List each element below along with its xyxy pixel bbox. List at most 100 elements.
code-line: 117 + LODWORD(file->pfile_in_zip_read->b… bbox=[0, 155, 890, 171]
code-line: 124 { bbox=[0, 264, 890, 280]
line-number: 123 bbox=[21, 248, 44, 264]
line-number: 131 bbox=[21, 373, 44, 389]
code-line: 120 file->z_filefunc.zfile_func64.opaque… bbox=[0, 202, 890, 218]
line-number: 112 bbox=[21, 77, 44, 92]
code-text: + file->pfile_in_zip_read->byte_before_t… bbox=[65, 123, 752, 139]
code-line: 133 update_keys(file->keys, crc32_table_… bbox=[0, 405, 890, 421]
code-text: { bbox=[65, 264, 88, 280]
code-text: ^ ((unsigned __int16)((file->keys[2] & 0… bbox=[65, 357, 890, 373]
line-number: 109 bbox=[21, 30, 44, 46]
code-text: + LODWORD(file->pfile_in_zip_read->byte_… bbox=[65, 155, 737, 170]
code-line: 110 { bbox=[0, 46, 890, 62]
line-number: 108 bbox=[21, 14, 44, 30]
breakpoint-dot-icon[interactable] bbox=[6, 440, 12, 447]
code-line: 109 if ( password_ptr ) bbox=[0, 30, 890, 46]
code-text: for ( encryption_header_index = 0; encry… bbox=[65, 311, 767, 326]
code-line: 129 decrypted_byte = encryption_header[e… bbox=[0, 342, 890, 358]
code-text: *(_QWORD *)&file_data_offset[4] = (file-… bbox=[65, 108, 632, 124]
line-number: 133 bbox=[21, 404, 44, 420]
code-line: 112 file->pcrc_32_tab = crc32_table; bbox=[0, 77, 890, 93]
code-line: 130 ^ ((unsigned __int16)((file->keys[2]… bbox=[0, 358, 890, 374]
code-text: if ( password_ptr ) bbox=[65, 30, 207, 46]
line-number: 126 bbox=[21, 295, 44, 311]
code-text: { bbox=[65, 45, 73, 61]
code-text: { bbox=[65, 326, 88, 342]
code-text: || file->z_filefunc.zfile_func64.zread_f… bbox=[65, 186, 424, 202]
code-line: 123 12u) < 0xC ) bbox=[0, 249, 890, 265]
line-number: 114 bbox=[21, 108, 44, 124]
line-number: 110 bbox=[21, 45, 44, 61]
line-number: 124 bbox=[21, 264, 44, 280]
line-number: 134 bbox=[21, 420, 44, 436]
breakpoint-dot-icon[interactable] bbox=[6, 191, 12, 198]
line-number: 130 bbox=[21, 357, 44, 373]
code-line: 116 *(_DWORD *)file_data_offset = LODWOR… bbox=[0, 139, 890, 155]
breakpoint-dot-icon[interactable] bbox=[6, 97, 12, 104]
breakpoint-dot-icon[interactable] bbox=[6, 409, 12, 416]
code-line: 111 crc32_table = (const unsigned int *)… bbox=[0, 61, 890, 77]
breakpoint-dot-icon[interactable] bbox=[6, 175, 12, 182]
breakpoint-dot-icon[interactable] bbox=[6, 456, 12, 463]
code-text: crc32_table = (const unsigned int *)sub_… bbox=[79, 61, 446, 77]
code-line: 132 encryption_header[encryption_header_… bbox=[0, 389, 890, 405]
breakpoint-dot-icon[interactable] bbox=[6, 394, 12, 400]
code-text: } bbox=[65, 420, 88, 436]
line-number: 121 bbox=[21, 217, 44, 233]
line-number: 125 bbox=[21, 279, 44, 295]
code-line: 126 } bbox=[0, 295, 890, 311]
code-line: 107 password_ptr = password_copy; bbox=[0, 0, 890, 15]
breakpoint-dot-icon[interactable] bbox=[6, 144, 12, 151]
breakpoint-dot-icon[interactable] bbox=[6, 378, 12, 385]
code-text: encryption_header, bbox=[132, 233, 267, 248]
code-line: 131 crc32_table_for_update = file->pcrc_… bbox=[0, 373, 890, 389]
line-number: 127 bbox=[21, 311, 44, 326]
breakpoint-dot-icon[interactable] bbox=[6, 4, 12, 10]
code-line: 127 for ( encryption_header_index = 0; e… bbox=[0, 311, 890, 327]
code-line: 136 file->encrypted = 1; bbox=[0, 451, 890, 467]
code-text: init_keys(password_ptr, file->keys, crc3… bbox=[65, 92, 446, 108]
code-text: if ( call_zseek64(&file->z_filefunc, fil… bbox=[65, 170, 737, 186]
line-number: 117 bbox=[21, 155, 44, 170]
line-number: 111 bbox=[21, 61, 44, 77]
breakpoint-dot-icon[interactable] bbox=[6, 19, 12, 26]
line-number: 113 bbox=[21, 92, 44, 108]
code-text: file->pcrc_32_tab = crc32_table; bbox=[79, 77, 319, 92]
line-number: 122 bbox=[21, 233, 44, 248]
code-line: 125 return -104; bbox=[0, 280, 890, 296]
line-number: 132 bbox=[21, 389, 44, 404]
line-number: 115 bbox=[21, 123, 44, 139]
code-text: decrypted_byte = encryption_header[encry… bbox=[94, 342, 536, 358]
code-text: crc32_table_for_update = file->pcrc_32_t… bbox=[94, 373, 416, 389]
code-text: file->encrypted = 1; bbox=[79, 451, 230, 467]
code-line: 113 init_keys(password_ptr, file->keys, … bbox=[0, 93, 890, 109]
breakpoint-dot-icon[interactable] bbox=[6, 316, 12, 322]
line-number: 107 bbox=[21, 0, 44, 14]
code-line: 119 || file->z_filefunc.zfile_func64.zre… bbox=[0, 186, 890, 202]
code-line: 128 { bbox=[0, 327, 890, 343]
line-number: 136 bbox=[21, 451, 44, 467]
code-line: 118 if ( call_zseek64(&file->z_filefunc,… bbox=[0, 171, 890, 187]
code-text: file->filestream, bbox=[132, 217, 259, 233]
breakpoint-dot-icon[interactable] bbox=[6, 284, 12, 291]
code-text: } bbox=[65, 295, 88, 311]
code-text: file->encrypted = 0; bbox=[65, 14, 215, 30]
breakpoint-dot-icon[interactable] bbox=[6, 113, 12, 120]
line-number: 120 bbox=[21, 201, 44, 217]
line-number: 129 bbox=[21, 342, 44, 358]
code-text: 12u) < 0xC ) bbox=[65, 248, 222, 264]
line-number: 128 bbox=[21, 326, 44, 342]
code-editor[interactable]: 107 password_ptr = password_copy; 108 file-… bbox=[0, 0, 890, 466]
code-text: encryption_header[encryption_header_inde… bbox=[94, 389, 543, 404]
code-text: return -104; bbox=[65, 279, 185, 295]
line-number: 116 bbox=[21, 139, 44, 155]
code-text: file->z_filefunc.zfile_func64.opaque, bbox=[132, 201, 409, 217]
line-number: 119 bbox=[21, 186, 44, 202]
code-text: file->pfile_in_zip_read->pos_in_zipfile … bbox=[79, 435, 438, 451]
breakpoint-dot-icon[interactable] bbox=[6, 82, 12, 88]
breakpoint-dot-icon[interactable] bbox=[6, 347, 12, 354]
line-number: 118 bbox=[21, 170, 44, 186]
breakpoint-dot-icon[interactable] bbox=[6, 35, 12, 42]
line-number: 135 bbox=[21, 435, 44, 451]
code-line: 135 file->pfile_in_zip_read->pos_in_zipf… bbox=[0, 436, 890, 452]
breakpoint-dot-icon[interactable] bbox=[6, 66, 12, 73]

(WHAT YOU ARE ASKED TO DO) Copy every item above verbatim, line for line.

(TASK RESULT)
List each element below along with its xyxy pixel bbox. List at most 100 elements.
code-line: 117 + LODWORD(file->pfile_in_zip_read->b… bbox=[0, 155, 890, 171]
code-line: 124 { bbox=[0, 264, 890, 280]
line-number: 123 bbox=[21, 248, 44, 264]
line-number: 131 bbox=[21, 373, 44, 389]
code-line: 120 file->z_filefunc.zfile_func64.opaque… bbox=[0, 202, 890, 218]
line-number: 112 bbox=[21, 77, 44, 92]
code-text: + file->pfile_in_zip_read->byte_before_t… bbox=[65, 123, 752, 139]
code-line: 133 update_keys(file->keys, crc32_table_… bbox=[0, 405, 890, 421]
code-text: { bbox=[65, 264, 88, 280]
code-text: ^ ((unsigned __int16)((file->keys[2] & 0… bbox=[65, 357, 890, 373]
line-number: 109 bbox=[21, 30, 44, 46]
code-text: + LODWORD(file->pfile_in_zip_read->byte_… bbox=[65, 155, 737, 170]
code-line: 110 { bbox=[0, 46, 890, 62]
line-number: 108 bbox=[21, 14, 44, 30]
breakpoint-dot-icon[interactable] bbox=[6, 440, 12, 447]
code-line: 109 if ( password_ptr ) bbox=[0, 30, 890, 46]
code-text: for ( encryption_header_index = 0; encry… bbox=[65, 311, 767, 326]
code-line: 129 decrypted_byte = encryption_header[e… bbox=[0, 342, 890, 358]
code-text: *(_QWORD *)&file_data_offset[4] = (file-… bbox=[65, 108, 632, 124]
line-number: 133 bbox=[21, 404, 44, 420]
code-line: 112 file->pcrc_32_tab = crc32_table; bbox=[0, 77, 890, 93]
code-line: 130 ^ ((unsigned __int16)((file->keys[2]… bbox=[0, 358, 890, 374]
code-text: if ( password_ptr ) bbox=[65, 30, 207, 46]
line-number: 126 bbox=[21, 295, 44, 311]
code-text: { bbox=[65, 45, 73, 61]
code-text: { bbox=[65, 326, 88, 342]
code-text: || file->z_filefunc.zfile_func64.zread_f… bbox=[65, 186, 424, 202]
code-line: 123 12u) < 0xC ) bbox=[0, 249, 890, 265]
line-number: 114 bbox=[21, 108, 44, 124]
line-number: 110 bbox=[21, 45, 44, 61]
line-number: 124 bbox=[21, 264, 44, 280]
line-number: 134 bbox=[21, 420, 44, 436]
breakpoint-dot-icon[interactable] bbox=[6, 191, 12, 198]
line-number: 130 bbox=[21, 357, 44, 373]
code-line: 116 *(_DWORD *)file_data_offset = LODWOR… bbox=[0, 139, 890, 155]
breakpoint-dot-icon[interactable] bbox=[6, 97, 12, 104]
breakpoint-dot-icon[interactable] bbox=[6, 409, 12, 416]
code-line: 111 crc32_table = (const unsigned int *)… bbox=[0, 61, 890, 77]
breakpoint-dot-icon[interactable] bbox=[6, 175, 12, 182]
breakpoint-dot-icon[interactable] bbox=[6, 456, 12, 463]
code-text: crc32_table = (const unsigned int *)sub_… bbox=[79, 61, 446, 77]
code-line: 132 encryption_header[encryption_header_… bbox=[0, 389, 890, 405]
breakpoint-dot-icon[interactable] bbox=[6, 394, 12, 400]
code-text: } bbox=[65, 420, 88, 436]
line-number: 121 bbox=[21, 217, 44, 233]
line-number: 125 bbox=[21, 279, 44, 295]
code-line: 126 } bbox=[0, 295, 890, 311]
code-line: 107 password_ptr = password_copy; bbox=[0, 0, 890, 15]
breakpoint-dot-icon[interactable] bbox=[6, 144, 12, 151]
breakpoint-dot-icon[interactable] bbox=[6, 378, 12, 385]
code-text: encryption_header, bbox=[132, 233, 267, 248]
code-line: 131 crc32_table_for_update = file->pcrc_… bbox=[0, 373, 890, 389]
line-number: 127 bbox=[21, 311, 44, 326]
breakpoint-dot-icon[interactable] bbox=[6, 4, 12, 10]
code-line: 127 for ( encryption_header_index = 0; e… bbox=[0, 311, 890, 327]
code-line: 136 file->encrypted = 1; bbox=[0, 451, 890, 467]
code-text: init_keys(password_ptr, file->keys, crc3… bbox=[65, 92, 446, 108]
code-text: if ( call_zseek64(&file->z_filefunc, fil… bbox=[65, 170, 737, 186]
line-number: 117 bbox=[21, 155, 44, 170]
line-number: 111 bbox=[21, 61, 44, 77]
breakpoint-dot-icon[interactable] bbox=[6, 19, 12, 26]
line-number: 113 bbox=[21, 92, 44, 108]
code-text: file->pcrc_32_tab = crc32_table; bbox=[79, 77, 319, 92]
line-number: 122 bbox=[21, 233, 44, 248]
code-line: 125 return -104; bbox=[0, 280, 890, 296]
line-number: 132 bbox=[21, 389, 44, 404]
line-number: 115 bbox=[21, 123, 44, 139]
code-text: decrypted_byte = encryption_header[encry… bbox=[94, 342, 536, 358]
code-text: crc32_table_for_update = file->pcrc_32_t… bbox=[94, 373, 416, 389]
code-text: file->encrypted = 1; bbox=[79, 451, 230, 467]
code-line: 113 init_keys(password_ptr, file->keys, … bbox=[0, 93, 890, 109]
breakpoint-dot-icon[interactable] bbox=[6, 316, 12, 322]
line-number: 107 bbox=[21, 0, 44, 14]
code-line: 119 || file->z_filefunc.zfile_func64.zre… bbox=[0, 186, 890, 202]
code-line: 128 { bbox=[0, 327, 890, 343]
line-number: 136 bbox=[21, 451, 44, 467]
code-line: 118 if ( call_zseek64(&file->z_filefunc,… bbox=[0, 171, 890, 187]
code-text: file->filestream, bbox=[132, 217, 259, 233]
breakpoint-dot-icon[interactable] bbox=[6, 284, 12, 291]
code-text: } bbox=[65, 295, 88, 311]
code-text: file->encrypted = 0; bbox=[65, 14, 215, 30]
breakpoint-dot-icon[interactable] bbox=[6, 113, 12, 120]
line-number: 120 bbox=[21, 201, 44, 217]
line-number: 129 bbox=[21, 342, 44, 358]
code-text: 12u) < 0xC ) bbox=[65, 248, 222, 264]
line-number: 128 bbox=[21, 326, 44, 342]
code-editor[interactable]: 107 password_ptr = password_copy; 108 file-… bbox=[0, 0, 890, 466]
code-text: encryption_header[encryption_header_inde… bbox=[94, 389, 543, 404]
code-text: return -104; bbox=[65, 279, 185, 295]
line-number: 116 bbox=[21, 139, 44, 155]
code-text: file->z_filefunc.zfile_func64.opaque, bbox=[132, 201, 409, 217]
line-number: 119 bbox=[21, 186, 44, 202]
code-text: file->pfile_in_zip_read->pos_in_zipfile … bbox=[79, 435, 438, 451]
breakpoint-dot-icon[interactable] bbox=[6, 82, 12, 88]
breakpoint-dot-icon[interactable] bbox=[6, 347, 12, 354]
line-number: 118 bbox=[21, 170, 44, 186]
breakpoint-dot-icon[interactable] bbox=[6, 35, 12, 42]
line-number: 135 bbox=[21, 435, 44, 451]
code-line: 135 file->pfile_in_zip_read->pos_in_zipf… bbox=[0, 436, 890, 452]
breakpoint-dot-icon[interactable] bbox=[6, 66, 12, 73]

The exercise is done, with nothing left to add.